TO DO >>
Images are not part of the copy; write out the rest of the data exactly as given.

-------

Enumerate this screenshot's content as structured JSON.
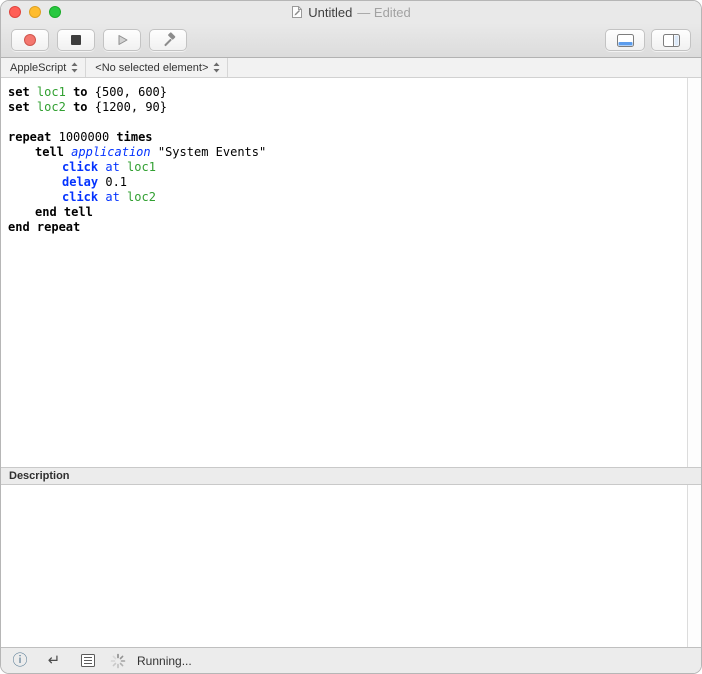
{
  "window": {
    "title": "Untitled",
    "edited": "— Edited"
  },
  "toolbar": {
    "icons": {
      "record": "record-circle",
      "stop": "stop-square",
      "run": "play-triangle",
      "compile": "hammer",
      "bottom_pane_toggle": "panel-bottom",
      "side_pane_toggle": "panel-right"
    },
    "accent_blue": "#5c9ded"
  },
  "navbar": {
    "language": "AppleScript",
    "element": "<No selected element>"
  },
  "code": {
    "colors": {
      "keyword": "#000000",
      "variable": "#31a031",
      "command": "#0433ff",
      "param": "#0433ff",
      "application": "#0433ff",
      "plain": "#000000"
    },
    "lines": [
      {
        "indent": 0,
        "tokens": [
          {
            "text": "set",
            "style": "kw"
          },
          {
            "text": "loc1",
            "style": "var"
          },
          {
            "text": "to",
            "style": "kw"
          },
          {
            "text": "{500, 600}",
            "style": "plain"
          }
        ]
      },
      {
        "indent": 0,
        "tokens": [
          {
            "text": "set",
            "style": "kw"
          },
          {
            "text": "loc2",
            "style": "var"
          },
          {
            "text": "to",
            "style": "kw"
          },
          {
            "text": "{1200, 90}",
            "style": "plain"
          }
        ]
      },
      {
        "indent": 0,
        "tokens": []
      },
      {
        "indent": 0,
        "tokens": [
          {
            "text": "repeat",
            "style": "kw"
          },
          {
            "text": "1000000",
            "style": "plain"
          },
          {
            "text": "times",
            "style": "kw"
          }
        ]
      },
      {
        "indent": 1,
        "tokens": [
          {
            "text": "tell",
            "style": "kw"
          },
          {
            "text": "application",
            "style": "app"
          },
          {
            "text": "\"System Events\"",
            "style": "plain"
          }
        ]
      },
      {
        "indent": 2,
        "tokens": [
          {
            "text": "click",
            "style": "cmd"
          },
          {
            "text": "at",
            "style": "param"
          },
          {
            "text": "loc1",
            "style": "var"
          }
        ]
      },
      {
        "indent": 2,
        "tokens": [
          {
            "text": "delay",
            "style": "cmd"
          },
          {
            "text": "0.1",
            "style": "plain"
          }
        ]
      },
      {
        "indent": 2,
        "tokens": [
          {
            "text": "click",
            "style": "cmd"
          },
          {
            "text": "at",
            "style": "param"
          },
          {
            "text": "loc2",
            "style": "var"
          }
        ]
      },
      {
        "indent": 1,
        "tokens": [
          {
            "text": "end tell",
            "style": "kw"
          }
        ]
      },
      {
        "indent": 0,
        "tokens": [
          {
            "text": "end repeat",
            "style": "kw"
          }
        ]
      }
    ]
  },
  "description": {
    "header": "Description"
  },
  "statusbar": {
    "status": "Running...",
    "icons": {
      "info": "info-circle",
      "event_log": "return-arrow",
      "description_doc": "document-lines",
      "busy": "progress-spinner"
    }
  }
}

-------

TASK ANSWER >>
Enumerate this screenshot's content as structured JSON.
{
  "window": {
    "title": "Untitled",
    "edited": "— Edited"
  },
  "toolbar": {
    "icons": {
      "record": "record-circle",
      "stop": "stop-square",
      "run": "play-triangle",
      "compile": "hammer",
      "bottom_pane_toggle": "panel-bottom",
      "side_pane_toggle": "panel-right"
    },
    "accent_blue": "#5c9ded"
  },
  "navbar": {
    "language": "AppleScript",
    "element": "<No selected element>"
  },
  "code": {
    "colors": {
      "keyword": "#000000",
      "variable": "#31a031",
      "command": "#0433ff",
      "param": "#0433ff",
      "application": "#0433ff",
      "plain": "#000000"
    },
    "lines": [
      {
        "indent": 0,
        "tokens": [
          {
            "text": "set",
            "style": "kw"
          },
          {
            "text": "loc1",
            "style": "var"
          },
          {
            "text": "to",
            "style": "kw"
          },
          {
            "text": "{500, 600}",
            "style": "plain"
          }
        ]
      },
      {
        "indent": 0,
        "tokens": [
          {
            "text": "set",
            "style": "kw"
          },
          {
            "text": "loc2",
            "style": "var"
          },
          {
            "text": "to",
            "style": "kw"
          },
          {
            "text": "{1200, 90}",
            "style": "plain"
          }
        ]
      },
      {
        "indent": 0,
        "tokens": []
      },
      {
        "indent": 0,
        "tokens": [
          {
            "text": "repeat",
            "style": "kw"
          },
          {
            "text": "1000000",
            "style": "plain"
          },
          {
            "text": "times",
            "style": "kw"
          }
        ]
      },
      {
        "indent": 1,
        "tokens": [
          {
            "text": "tell",
            "style": "kw"
          },
          {
            "text": "application",
            "style": "app"
          },
          {
            "text": "\"System Events\"",
            "style": "plain"
          }
        ]
      },
      {
        "indent": 2,
        "tokens": [
          {
            "text": "click",
            "style": "cmd"
          },
          {
            "text": "at",
            "style": "param"
          },
          {
            "text": "loc1",
            "style": "var"
          }
        ]
      },
      {
        "indent": 2,
        "tokens": [
          {
            "text": "delay",
            "style": "cmd"
          },
          {
            "text": "0.1",
            "style": "plain"
          }
        ]
      },
      {
        "indent": 2,
        "tokens": [
          {
            "text": "click",
            "style": "cmd"
          },
          {
            "text": "at",
            "style": "param"
          },
          {
            "text": "loc2",
            "style": "var"
          }
        ]
      },
      {
        "indent": 1,
        "tokens": [
          {
            "text": "end tell",
            "style": "kw"
          }
        ]
      },
      {
        "indent": 0,
        "tokens": [
          {
            "text": "end repeat",
            "style": "kw"
          }
        ]
      }
    ]
  },
  "description": {
    "header": "Description"
  },
  "statusbar": {
    "status": "Running...",
    "icons": {
      "info": "info-circle",
      "event_log": "return-arrow",
      "description_doc": "document-lines",
      "busy": "progress-spinner"
    }
  }
}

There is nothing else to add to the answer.